▶ **Task prompt**:
Pull out every line below holding the word "sales".
#####
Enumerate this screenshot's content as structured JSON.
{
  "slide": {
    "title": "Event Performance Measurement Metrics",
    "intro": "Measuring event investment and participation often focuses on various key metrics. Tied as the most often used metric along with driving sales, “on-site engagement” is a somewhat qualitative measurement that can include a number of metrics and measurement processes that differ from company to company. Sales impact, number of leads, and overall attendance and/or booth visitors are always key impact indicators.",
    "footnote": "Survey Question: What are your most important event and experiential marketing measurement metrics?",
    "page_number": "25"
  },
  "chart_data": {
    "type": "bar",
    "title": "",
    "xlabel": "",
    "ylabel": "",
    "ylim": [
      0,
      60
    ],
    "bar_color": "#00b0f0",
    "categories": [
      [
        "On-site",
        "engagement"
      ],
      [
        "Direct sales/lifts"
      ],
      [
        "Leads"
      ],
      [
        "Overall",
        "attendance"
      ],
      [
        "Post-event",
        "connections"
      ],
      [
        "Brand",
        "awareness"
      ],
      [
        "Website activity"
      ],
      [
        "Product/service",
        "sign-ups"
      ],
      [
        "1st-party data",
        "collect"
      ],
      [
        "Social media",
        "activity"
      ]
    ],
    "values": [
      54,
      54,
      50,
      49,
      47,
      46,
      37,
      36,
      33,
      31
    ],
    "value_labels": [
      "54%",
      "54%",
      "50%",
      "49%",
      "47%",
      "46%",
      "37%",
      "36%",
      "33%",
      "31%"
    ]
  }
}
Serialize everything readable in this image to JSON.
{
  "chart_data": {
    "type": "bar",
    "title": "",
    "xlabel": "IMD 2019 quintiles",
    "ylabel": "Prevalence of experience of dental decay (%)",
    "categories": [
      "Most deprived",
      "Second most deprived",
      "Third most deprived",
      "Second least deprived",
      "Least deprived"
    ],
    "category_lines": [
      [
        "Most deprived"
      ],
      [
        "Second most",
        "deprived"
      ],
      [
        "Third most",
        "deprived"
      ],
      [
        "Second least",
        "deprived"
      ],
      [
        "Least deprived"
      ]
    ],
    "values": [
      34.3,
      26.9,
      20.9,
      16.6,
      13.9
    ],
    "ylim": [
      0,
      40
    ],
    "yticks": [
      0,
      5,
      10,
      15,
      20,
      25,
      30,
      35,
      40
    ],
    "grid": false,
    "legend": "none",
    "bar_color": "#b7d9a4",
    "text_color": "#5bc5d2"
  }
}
#####
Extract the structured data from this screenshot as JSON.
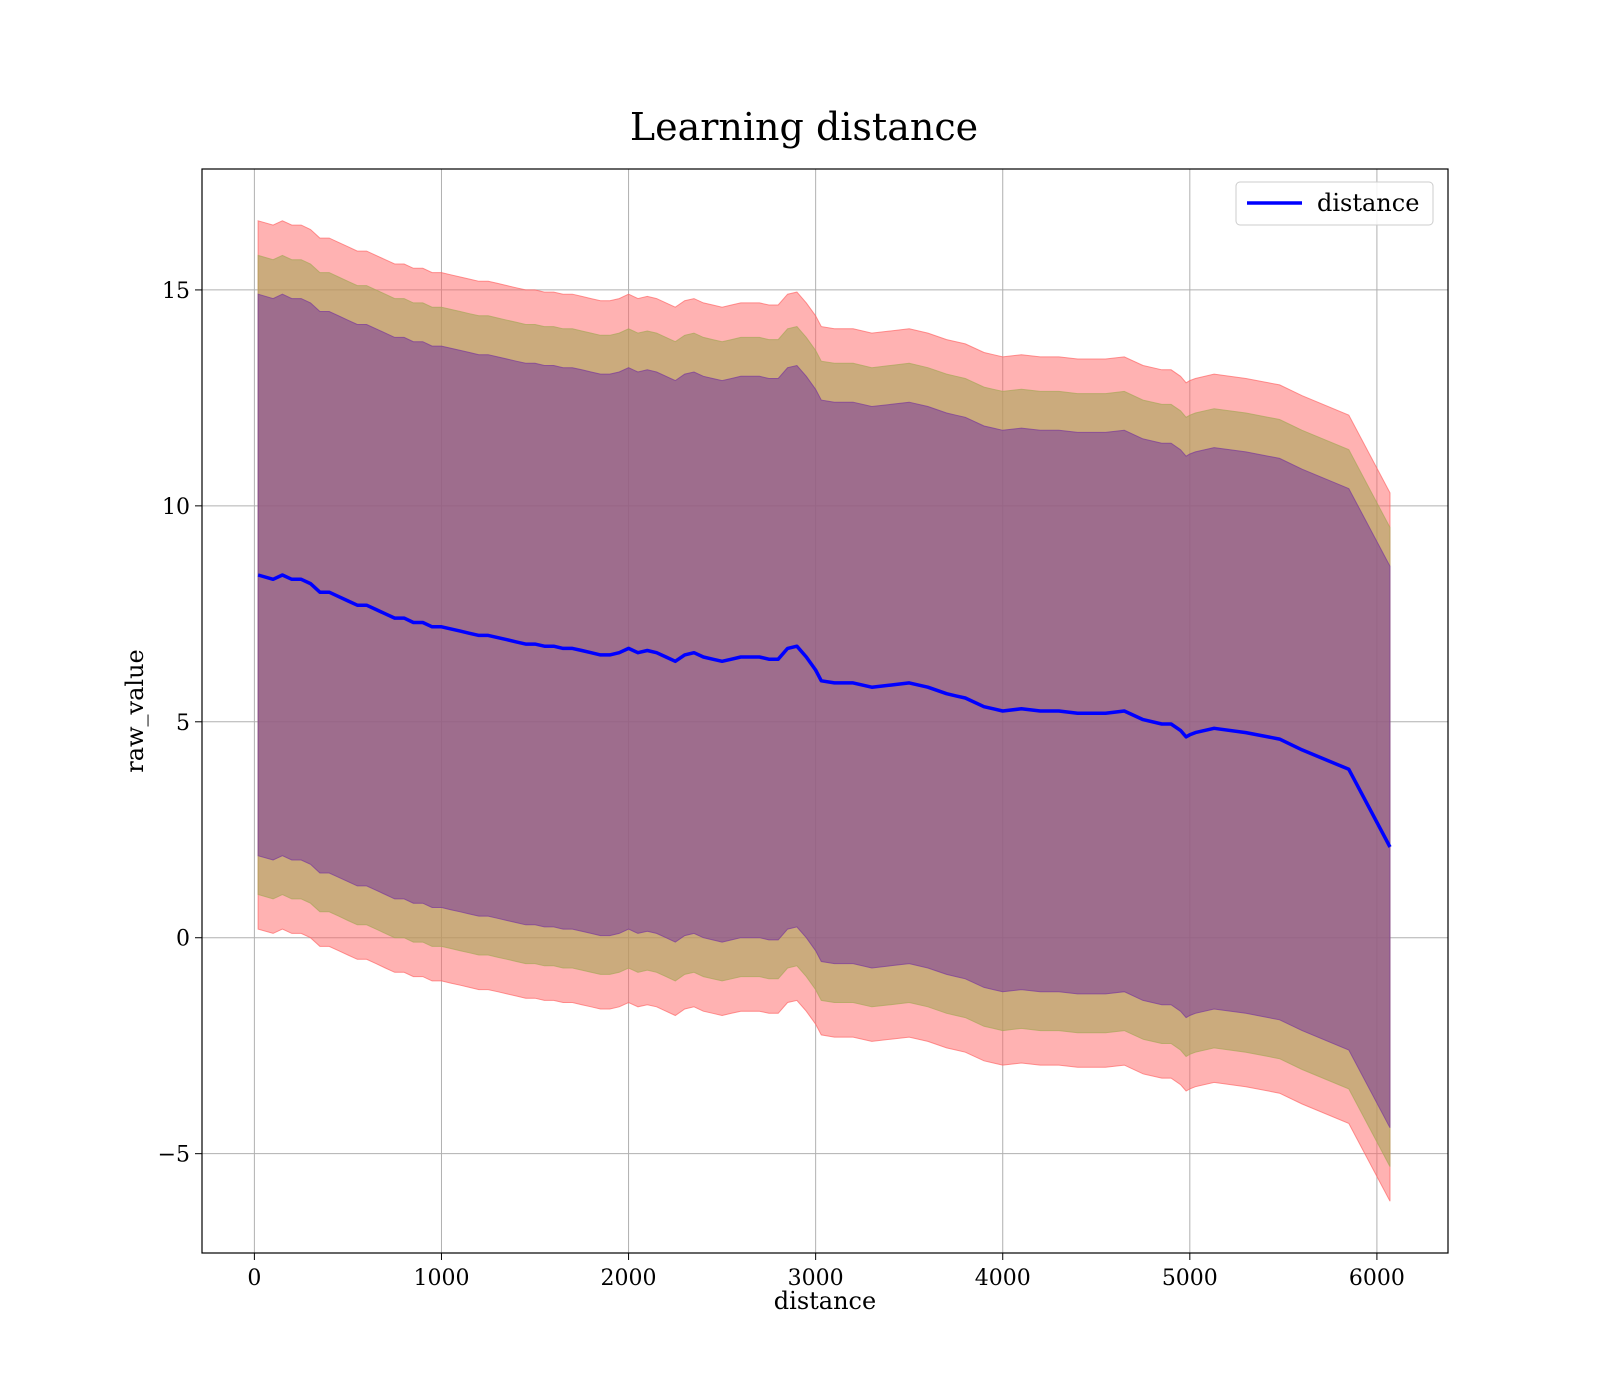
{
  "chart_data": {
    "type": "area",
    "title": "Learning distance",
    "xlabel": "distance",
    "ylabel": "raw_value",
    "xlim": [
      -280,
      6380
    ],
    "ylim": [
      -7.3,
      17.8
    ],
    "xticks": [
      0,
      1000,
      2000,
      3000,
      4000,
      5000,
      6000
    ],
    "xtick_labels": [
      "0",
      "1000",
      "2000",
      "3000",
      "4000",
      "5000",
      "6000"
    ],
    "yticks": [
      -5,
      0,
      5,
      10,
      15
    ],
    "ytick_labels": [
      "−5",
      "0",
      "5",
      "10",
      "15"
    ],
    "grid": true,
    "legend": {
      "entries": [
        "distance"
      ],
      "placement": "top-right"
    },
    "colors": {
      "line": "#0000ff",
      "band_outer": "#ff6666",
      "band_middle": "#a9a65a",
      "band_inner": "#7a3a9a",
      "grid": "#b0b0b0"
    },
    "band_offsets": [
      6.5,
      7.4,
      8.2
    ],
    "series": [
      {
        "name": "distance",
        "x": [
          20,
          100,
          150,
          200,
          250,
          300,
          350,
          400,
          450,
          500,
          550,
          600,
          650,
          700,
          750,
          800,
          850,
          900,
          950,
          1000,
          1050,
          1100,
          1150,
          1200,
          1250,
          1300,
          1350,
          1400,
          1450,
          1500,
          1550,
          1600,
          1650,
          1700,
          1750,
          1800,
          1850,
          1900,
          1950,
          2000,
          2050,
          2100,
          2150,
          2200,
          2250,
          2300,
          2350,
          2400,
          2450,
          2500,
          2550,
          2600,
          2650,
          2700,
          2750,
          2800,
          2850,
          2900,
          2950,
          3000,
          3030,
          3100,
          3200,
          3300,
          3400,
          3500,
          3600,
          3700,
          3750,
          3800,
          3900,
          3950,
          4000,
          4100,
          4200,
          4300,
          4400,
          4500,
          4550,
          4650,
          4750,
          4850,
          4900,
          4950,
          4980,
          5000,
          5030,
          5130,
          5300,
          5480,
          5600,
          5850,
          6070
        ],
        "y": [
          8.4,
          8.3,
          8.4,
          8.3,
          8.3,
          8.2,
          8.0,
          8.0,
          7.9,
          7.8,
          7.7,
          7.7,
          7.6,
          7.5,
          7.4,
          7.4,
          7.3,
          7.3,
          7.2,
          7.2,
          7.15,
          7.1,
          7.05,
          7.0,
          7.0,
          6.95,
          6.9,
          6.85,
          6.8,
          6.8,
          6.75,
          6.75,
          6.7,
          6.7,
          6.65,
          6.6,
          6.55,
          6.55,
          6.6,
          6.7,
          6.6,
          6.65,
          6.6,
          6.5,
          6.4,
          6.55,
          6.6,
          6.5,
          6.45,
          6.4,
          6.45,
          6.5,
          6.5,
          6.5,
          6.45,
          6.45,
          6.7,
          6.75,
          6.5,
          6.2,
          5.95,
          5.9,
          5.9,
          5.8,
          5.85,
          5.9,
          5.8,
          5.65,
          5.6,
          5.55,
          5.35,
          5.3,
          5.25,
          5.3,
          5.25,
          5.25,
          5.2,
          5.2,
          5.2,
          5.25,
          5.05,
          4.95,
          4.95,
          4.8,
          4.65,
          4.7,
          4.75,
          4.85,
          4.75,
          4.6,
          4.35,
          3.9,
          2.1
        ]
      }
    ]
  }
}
#####
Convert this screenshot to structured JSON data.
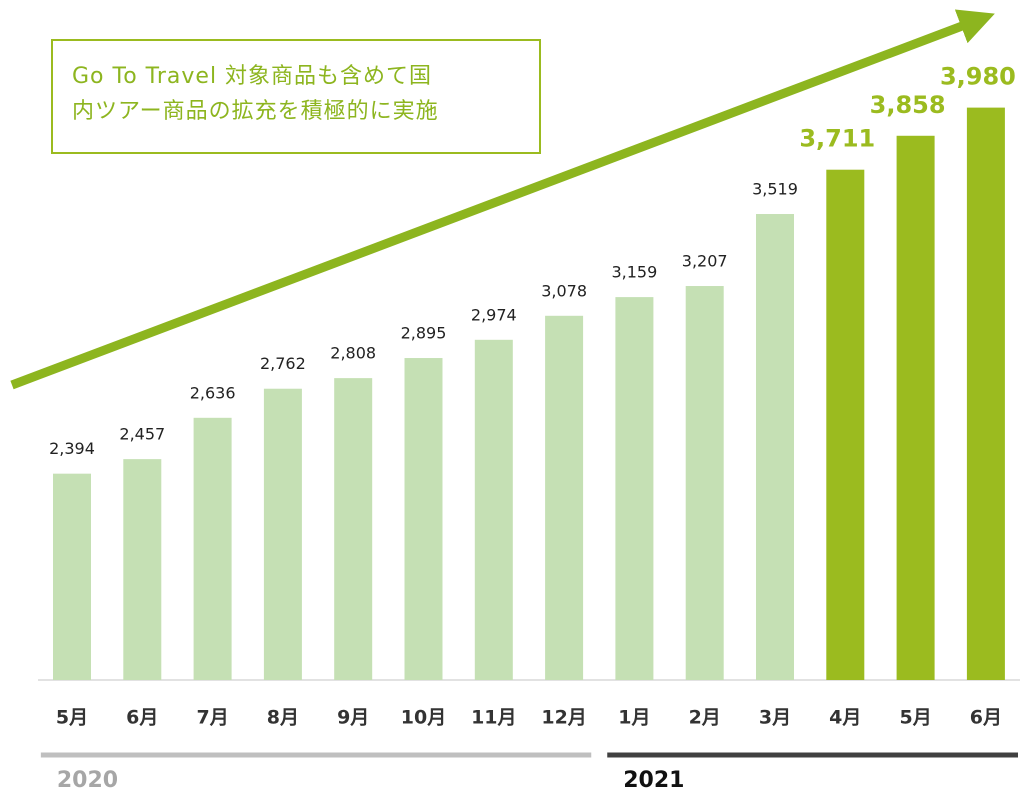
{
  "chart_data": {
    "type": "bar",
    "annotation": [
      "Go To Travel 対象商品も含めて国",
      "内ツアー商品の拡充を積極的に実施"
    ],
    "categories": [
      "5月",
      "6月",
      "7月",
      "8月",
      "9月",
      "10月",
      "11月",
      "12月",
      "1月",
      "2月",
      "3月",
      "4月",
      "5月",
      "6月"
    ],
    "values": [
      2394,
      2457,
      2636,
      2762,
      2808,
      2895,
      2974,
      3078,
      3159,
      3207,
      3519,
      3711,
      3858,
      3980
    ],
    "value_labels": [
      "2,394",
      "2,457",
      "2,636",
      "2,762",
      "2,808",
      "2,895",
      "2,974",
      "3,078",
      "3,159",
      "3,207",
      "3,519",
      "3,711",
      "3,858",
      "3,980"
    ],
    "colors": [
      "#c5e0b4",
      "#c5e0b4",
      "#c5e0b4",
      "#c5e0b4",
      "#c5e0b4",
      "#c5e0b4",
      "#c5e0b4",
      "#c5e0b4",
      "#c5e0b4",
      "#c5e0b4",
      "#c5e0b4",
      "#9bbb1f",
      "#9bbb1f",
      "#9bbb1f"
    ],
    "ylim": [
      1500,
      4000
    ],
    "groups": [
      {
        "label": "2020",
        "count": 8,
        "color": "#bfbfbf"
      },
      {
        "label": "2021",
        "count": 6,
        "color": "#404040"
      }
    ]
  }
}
#####
▶ **Full response**:
    "intro": "Measuring event investment and participation often focuses on various key metrics. Tied as the most often used metric along with driving sales, “on-site engagement” is a somewhat qualitative measurement that can include a number of metrics and measurement processes that differ from company to company. Sales impact, number of leads, and overall attendance and/or booth visitors are always key impact indicators.",
        "Direct sales/lifts"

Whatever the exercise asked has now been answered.